Short exercise: Take the material and output all of it exactly.

Dataset items:
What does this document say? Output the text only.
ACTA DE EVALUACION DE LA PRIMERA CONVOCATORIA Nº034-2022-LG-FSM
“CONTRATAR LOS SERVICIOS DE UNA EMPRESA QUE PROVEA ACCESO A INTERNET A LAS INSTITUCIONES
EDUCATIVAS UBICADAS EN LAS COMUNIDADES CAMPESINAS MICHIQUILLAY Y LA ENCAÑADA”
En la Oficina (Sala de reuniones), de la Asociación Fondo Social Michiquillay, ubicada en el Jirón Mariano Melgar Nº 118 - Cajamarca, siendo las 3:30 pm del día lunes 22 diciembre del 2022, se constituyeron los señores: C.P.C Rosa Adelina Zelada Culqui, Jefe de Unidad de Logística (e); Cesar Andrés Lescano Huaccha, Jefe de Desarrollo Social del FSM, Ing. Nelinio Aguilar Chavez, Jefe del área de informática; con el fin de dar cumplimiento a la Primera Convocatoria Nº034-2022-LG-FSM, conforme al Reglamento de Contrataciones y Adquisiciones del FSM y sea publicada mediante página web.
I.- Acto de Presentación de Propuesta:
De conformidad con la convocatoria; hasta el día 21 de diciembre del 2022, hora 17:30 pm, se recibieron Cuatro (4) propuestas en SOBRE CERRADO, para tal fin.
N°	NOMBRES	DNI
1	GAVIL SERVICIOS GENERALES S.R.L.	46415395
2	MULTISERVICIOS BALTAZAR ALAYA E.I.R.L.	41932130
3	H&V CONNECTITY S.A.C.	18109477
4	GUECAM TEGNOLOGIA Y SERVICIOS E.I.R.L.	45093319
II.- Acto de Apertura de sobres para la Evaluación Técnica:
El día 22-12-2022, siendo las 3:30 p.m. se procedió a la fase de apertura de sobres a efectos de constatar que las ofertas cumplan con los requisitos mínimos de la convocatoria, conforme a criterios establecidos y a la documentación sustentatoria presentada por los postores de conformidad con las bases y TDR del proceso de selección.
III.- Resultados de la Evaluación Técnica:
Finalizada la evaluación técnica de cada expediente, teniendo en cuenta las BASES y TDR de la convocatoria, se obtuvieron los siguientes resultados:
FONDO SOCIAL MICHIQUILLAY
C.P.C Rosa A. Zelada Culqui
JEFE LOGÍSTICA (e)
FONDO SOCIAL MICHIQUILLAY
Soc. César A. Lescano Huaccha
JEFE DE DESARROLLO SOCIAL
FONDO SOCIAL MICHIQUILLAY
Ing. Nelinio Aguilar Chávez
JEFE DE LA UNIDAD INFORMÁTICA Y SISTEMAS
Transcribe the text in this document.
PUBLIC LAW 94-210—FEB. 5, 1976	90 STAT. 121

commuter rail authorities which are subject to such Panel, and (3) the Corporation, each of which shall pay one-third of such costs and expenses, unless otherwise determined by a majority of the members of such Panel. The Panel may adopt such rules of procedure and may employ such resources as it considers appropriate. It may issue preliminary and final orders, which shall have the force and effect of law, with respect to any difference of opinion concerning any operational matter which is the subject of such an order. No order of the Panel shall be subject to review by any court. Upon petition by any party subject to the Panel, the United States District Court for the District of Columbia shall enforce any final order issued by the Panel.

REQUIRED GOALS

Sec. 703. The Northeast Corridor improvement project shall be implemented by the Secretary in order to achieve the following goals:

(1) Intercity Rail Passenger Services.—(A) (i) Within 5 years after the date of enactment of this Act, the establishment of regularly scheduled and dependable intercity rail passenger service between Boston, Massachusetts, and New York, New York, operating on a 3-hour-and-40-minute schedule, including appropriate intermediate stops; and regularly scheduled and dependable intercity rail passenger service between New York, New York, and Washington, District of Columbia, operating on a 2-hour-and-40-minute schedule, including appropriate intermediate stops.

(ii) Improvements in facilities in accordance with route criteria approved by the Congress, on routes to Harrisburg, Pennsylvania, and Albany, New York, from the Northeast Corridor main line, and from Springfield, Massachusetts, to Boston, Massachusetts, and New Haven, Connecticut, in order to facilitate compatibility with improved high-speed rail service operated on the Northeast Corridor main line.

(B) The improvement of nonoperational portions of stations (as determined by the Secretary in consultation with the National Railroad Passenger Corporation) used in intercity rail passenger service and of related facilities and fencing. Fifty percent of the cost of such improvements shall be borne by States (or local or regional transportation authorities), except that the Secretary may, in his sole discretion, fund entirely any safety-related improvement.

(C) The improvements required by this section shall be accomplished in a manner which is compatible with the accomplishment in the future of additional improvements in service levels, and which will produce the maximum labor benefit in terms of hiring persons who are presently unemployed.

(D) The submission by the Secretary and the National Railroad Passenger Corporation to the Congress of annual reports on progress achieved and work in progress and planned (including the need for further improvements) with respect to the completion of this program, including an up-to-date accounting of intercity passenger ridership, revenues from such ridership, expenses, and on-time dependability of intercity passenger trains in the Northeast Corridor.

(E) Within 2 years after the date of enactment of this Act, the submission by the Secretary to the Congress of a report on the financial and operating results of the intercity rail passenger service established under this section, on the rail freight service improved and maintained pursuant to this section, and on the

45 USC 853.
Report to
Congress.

The output:
What does this document say? Output the text only.
ACTA DE EVALUACION DE LA PRIMERA CONVOCATORIA Nº034-2022-LG-FSM
“CONTRATAR LOS SERVICIOS DE UNA EMPRESA QUE PROVEA ACCESO A INTERNET A LAS INSTITUCIONES
EDUCATIVAS UBICADAS EN LAS COMUNIDADES CAMPESINAS MICHIQUILLAY Y LA ENCAÑADA”
En la Oficina (Sala de reuniones), de la Asociación Fondo Social Michiquillay, ubicada en el Jirón Mariano Melgar Nº 118 - Cajamarca, siendo las 3:30 pm del día lunes 22 diciembre del 2022, se constituyeron los señores: C.P.C Rosa Adelina Zelada Culqui, Jefe de Unidad de Logística (e); Cesar Andrés Lescano Huaccha, Jefe de Desarrollo Social del FSM, Ing. Nelinio Aguilar Chavez, Jefe del área de informática; con el fin de dar cumplimiento a la Primera Convocatoria Nº034-2022-LG-FSM, conforme al Reglamento de Contrataciones y Adquisiciones del FSM y sea publicada mediante página web.
I.- Acto de Presentación de Propuesta:
De conformidad con la convocatoria; hasta el día 21 de diciembre del 2022, hora 17:30 pm, se recibieron Cuatro (4) propuestas en SOBRE CERRADO, para tal fin.
N°	NOMBRES	DNI
1	GAVIL SERVICIOS GENERALES S.R.L.	46415395
2	MULTISERVICIOS BALTAZAR ALAYA E.I.R.L.	41932130
3	H&V CONNECTITY S.A.C.	18109477
4	GUECAM TEGNOLOGIA Y SERVICIOS E.I.R.L.	45093319
II.- Acto de Apertura de sobres para la Evaluación Técnica:
El día 22-12-2022, siendo las 3:30 p.m. se procedió a la fase de apertura de sobres a efectos de constatar que las ofertas cumplan con los requisitos mínimos de la convocatoria, conforme a criterios establecidos y a la documentación sustentatoria presentada por los postores de conformidad con las bases y TDR del proceso de selección.
III.- Resultados de la Evaluación Técnica:
Finalizada la evaluación técnica de cada expediente, teniendo en cuenta las BASES y TDR de la convocatoria, se obtuvieron los siguientes resultados:
FONDO SOCIAL MICHIQUILLAY
C.P.C Rosa A. Zelada Culqui
JEFE LOGÍSTICA (e)
FONDO SOCIAL MICHIQUILLAY
Soc. César A. Lescano Huaccha
JEFE DE DESARROLLO SOCIAL
FONDO SOCIAL MICHIQUILLAY
Ing. Nelinio Aguilar Chávez
JEFE DE LA UNIDAD INFORMÁTICA Y SISTEMAS
Transcribe the text in this document.
PUBLIC LAW 94-210—FEB. 5, 1976	90 STAT. 121

commuter rail authorities which are subject to such Panel, and (3) the Corporation, each of which shall pay one-third of such costs and expenses, unless otherwise determined by a majority of the members of such Panel. The Panel may adopt such rules of procedure and may employ such resources as it considers appropriate. It may issue preliminary and final orders, which shall have the force and effect of law, with respect to any difference of opinion concerning any operational matter which is the subject of such an order. No order of the Panel shall be subject to review by any court. Upon petition by any party subject to the Panel, the United States District Court for the District of Columbia shall enforce any final order issued by the Panel.

REQUIRED GOALS

Sec. 703. The Northeast Corridor improvement project shall be implemented by the Secretary in order to achieve the following goals:

(1) Intercity Rail Passenger Services.—(A) (i) Within 5 years after the date of enactment of this Act, the establishment of regularly scheduled and dependable intercity rail passenger service between Boston, Massachusetts, and New York, New York, operating on a 3-hour-and-40-minute schedule, including appropriate intermediate stops; and regularly scheduled and dependable intercity rail passenger service between New York, New York, and Washington, District of Columbia, operating on a 2-hour-and-40-minute schedule, including appropriate intermediate stops.

(ii) Improvements in facilities in accordance with route criteria approved by the Congress, on routes to Harrisburg, Pennsylvania, and Albany, New York, from the Northeast Corridor main line, and from Springfield, Massachusetts, to Boston, Massachusetts, and New Haven, Connecticut, in order to facilitate compatibility with improved high-speed rail service operated on the Northeast Corridor main line.

(B) The improvement of nonoperational portions of stations (as determined by the Secretary in consultation with the National Railroad Passenger Corporation) used in intercity rail passenger service and of related facilities and fencing. Fifty percent of the cost of such improvements shall be borne by States (or local or regional transportation authorities), except that the Secretary may, in his sole discretion, fund entirely any safety-related improvement.

(C) The improvements required by this section shall be accomplished in a manner which is compatible with the accomplishment in the future of additional improvements in service levels, and which will produce the maximum labor benefit in terms of hiring persons who are presently unemployed.

(D) The submission by the Secretary and the National Railroad Passenger Corporation to the Congress of annual reports on progress achieved and work in progress and planned (including the need for further improvements) with respect to the completion of this program, including an up-to-date accounting of intercity passenger ridership, revenues from such ridership, expenses, and on-time dependability of intercity passenger trains in the Northeast Corridor.

(E) Within 2 years after the date of enactment of this Act, the submission by the Secretary to the Congress of a report on the financial and operating results of the intercity rail passenger service established under this section, on the rail freight service improved and maintained pursuant to this section, and on the

45 USC 853.
Report to
Congress.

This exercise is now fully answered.